ITEMS
——————
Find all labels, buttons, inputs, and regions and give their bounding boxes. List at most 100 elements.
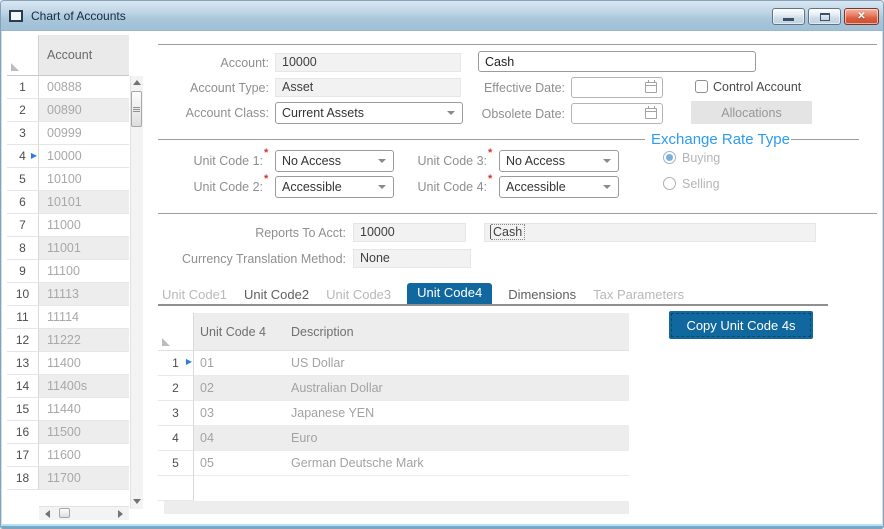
account-cell: 11100 xyxy=(39,260,129,283)
tab-tax-parameters[interactable]: Tax Parameters xyxy=(592,286,685,304)
selling-radio[interactable] xyxy=(663,177,676,190)
select-all-corner-icon xyxy=(11,63,19,71)
account-row[interactable]: 9 11100 xyxy=(7,260,129,283)
account-cell: 11114 xyxy=(39,306,129,329)
unit-code-4-column-header[interactable]: Unit Code 4 xyxy=(200,313,266,351)
horizontal-scrollbar-thumb[interactable] xyxy=(59,508,70,518)
account-row[interactable]: 2 00890 xyxy=(7,99,129,122)
account-row[interactable]: 3 00999 xyxy=(7,122,129,145)
unit-code-1-dropdown[interactable]: No Access xyxy=(275,150,394,172)
unit-code-2-dropdown[interactable]: Accessible xyxy=(275,176,394,198)
account-row[interactable]: 7 11000 xyxy=(7,214,129,237)
account-row[interactable]: 4▶ 10000 xyxy=(7,145,129,168)
tab-unit-code2[interactable]: Unit Code2 xyxy=(243,286,310,304)
account-row[interactable]: 16 11500 xyxy=(7,421,129,444)
required-asterisk: * xyxy=(488,147,492,159)
calendar-icon[interactable] xyxy=(645,108,657,119)
account-row[interactable]: 1 00888 xyxy=(7,76,129,99)
account-class-dropdown[interactable]: Current Assets xyxy=(275,102,463,124)
selected-row-arrow-icon: ▶ xyxy=(186,351,192,373)
account-row[interactable]: 10 11113 xyxy=(7,283,129,306)
unit-code4-row[interactable]: 4 04 Euro xyxy=(158,426,629,451)
row-number-cell: 18 xyxy=(7,467,39,490)
minimize-button[interactable] xyxy=(772,8,805,25)
close-button[interactable]: ✕ xyxy=(844,8,879,25)
unit-code-cell: 03 xyxy=(194,401,289,425)
account-row[interactable]: 15 11440 xyxy=(7,398,129,421)
unit-code4-row[interactable]: 3 03 Japanese YEN xyxy=(158,401,629,426)
row-number-cell: 4▶ xyxy=(7,145,39,168)
account-class-label: Account Class: xyxy=(158,103,269,123)
tab-unit-code1[interactable]: Unit Code1 xyxy=(161,286,228,304)
scroll-down-button[interactable] xyxy=(130,495,143,508)
unit-code-cell: 04 xyxy=(194,426,289,450)
obsolete-date-label: Obsolete Date: xyxy=(457,104,565,124)
calendar-icon[interactable] xyxy=(645,82,657,93)
window-controls: ✕ xyxy=(772,8,879,25)
account-cell: 11600 xyxy=(39,444,129,467)
required-asterisk: * xyxy=(264,147,268,159)
unit-code4-row[interactable]: 2 02 Australian Dollar xyxy=(158,376,629,401)
account-row[interactable]: 13 11400 xyxy=(7,352,129,375)
reports-to-acct-field: 10000 xyxy=(353,223,466,242)
scroll-right-button[interactable] xyxy=(114,507,127,520)
account-row[interactable]: 5 10100 xyxy=(7,168,129,191)
window-title: Chart of Accounts xyxy=(31,9,126,23)
vertical-scrollbar-thumb[interactable] xyxy=(131,91,142,127)
account-row[interactable]: 14 11400s xyxy=(7,375,129,398)
account-row[interactable]: 18 11700 xyxy=(7,467,129,490)
effective-date-label: Effective Date: xyxy=(457,78,565,98)
row-number-cell: 12 xyxy=(7,329,39,352)
tab-unit-code3[interactable]: Unit Code3 xyxy=(325,286,392,304)
control-account-label: Control Account xyxy=(713,77,803,97)
chevron-down-icon xyxy=(447,111,455,115)
arrow-up-icon xyxy=(133,80,141,85)
accounts-grid-column-header[interactable]: Account xyxy=(39,35,129,76)
scroll-left-button[interactable] xyxy=(41,507,54,520)
description-column-header[interactable]: Description xyxy=(291,313,354,351)
tab-unit-code4[interactable]: Unit Code4 xyxy=(407,283,492,304)
reports-to-acct-label: Reports To Acct: xyxy=(158,223,346,243)
buying-radio-label: Buying xyxy=(682,150,720,166)
maximize-button[interactable] xyxy=(808,8,841,25)
account-row[interactable]: 6 10101 xyxy=(7,191,129,214)
arrow-left-icon xyxy=(45,510,50,518)
unit-code-1-value: No Access xyxy=(282,154,341,168)
account-row[interactable]: 12 11222 xyxy=(7,329,129,352)
row-number-cell: 3 xyxy=(158,401,194,426)
copy-unit-code-4s-button[interactable]: Copy Unit Code 4s xyxy=(669,311,813,339)
buying-radio[interactable] xyxy=(663,151,676,164)
account-row[interactable]: 11 11114 xyxy=(7,306,129,329)
required-asterisk: * xyxy=(488,173,492,185)
row-number-cell: 5 xyxy=(158,451,194,476)
account-name-input[interactable] xyxy=(478,51,756,72)
currency-translation-method-label: Currency Translation Method: xyxy=(158,249,346,269)
account-row[interactable]: 8 11001 xyxy=(7,237,129,260)
control-account-checkbox[interactable] xyxy=(695,80,708,93)
unit-code-4-dropdown[interactable]: Accessible xyxy=(499,176,619,198)
scrollbar-grip-icon xyxy=(133,109,140,110)
unit-code-3-dropdown[interactable]: No Access xyxy=(499,150,619,172)
accounts-grid-corner-cell[interactable] xyxy=(7,35,39,76)
account-cell: 10101 xyxy=(39,191,129,214)
tab-dimensions[interactable]: Dimensions xyxy=(507,286,577,304)
scroll-up-button[interactable] xyxy=(130,76,143,89)
row-number-cell: 9 xyxy=(7,260,39,283)
reports-to-description: Cash xyxy=(491,224,525,240)
row-number-cell: 17 xyxy=(7,444,39,467)
unit-code4-row[interactable]: 1▶ 01 US Dollar xyxy=(158,351,629,376)
account-cell: 11222 xyxy=(39,329,129,352)
allocations-button[interactable]: Allocations xyxy=(691,101,812,124)
account-cell: 00999 xyxy=(39,122,129,145)
arrow-right-icon xyxy=(118,510,123,518)
account-type-field: Asset xyxy=(275,78,461,97)
exchange-rate-type-title: Exchange Rate Type xyxy=(651,131,790,148)
account-row[interactable]: 17 11600 xyxy=(7,444,129,467)
account-cell: 10100 xyxy=(39,168,129,191)
accounts-grid-vertical-scrollbar[interactable] xyxy=(130,76,143,509)
chevron-down-icon xyxy=(603,185,611,189)
unit-table-corner-cell[interactable] xyxy=(158,313,194,351)
account-type-label: Account Type: xyxy=(158,78,269,98)
row-number-cell: 10 xyxy=(7,283,39,306)
unit-code4-row[interactable]: 5 05 German Deutsche Mark xyxy=(158,451,629,476)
——————
AIM OF THE TASK
Swap "dropdown" for "combobox" in the listing, starting with the line that contains "account-cell: 11100 xyxy=(39,260,129,283)" and going on through the line that contains "account-row[interactable]: 16 11500", and keep everything else unchanged. Return only those lines.

RESULT OF THE EXERCISE
account-cell: 11100 xyxy=(39,260,129,283)
tab-tax-parameters[interactable]: Tax Parameters xyxy=(592,286,685,304)
selling-radio[interactable] xyxy=(663,177,676,190)
select-all-corner-icon xyxy=(11,63,19,71)
account-row[interactable]: 9 11100 xyxy=(7,260,129,283)
account-cell: 11114 xyxy=(39,306,129,329)
unit-code-4-column-header[interactable]: Unit Code 4 xyxy=(200,313,266,351)
horizontal-scrollbar-thumb[interactable] xyxy=(59,508,70,518)
account-row[interactable]: 2 00890 xyxy=(7,99,129,122)
account-row[interactable]: 3 00999 xyxy=(7,122,129,145)
unit-code-1-combobox[interactable]: No Access xyxy=(275,150,394,172)
unit-code-2-combobox[interactable]: Accessible xyxy=(275,176,394,198)
account-row[interactable]: 7 11000 xyxy=(7,214,129,237)
account-row[interactable]: 4▶ 10000 xyxy=(7,145,129,168)
tab-unit-code2[interactable]: Unit Code2 xyxy=(243,286,310,304)
account-row[interactable]: 16 11500 xyxy=(7,421,129,444)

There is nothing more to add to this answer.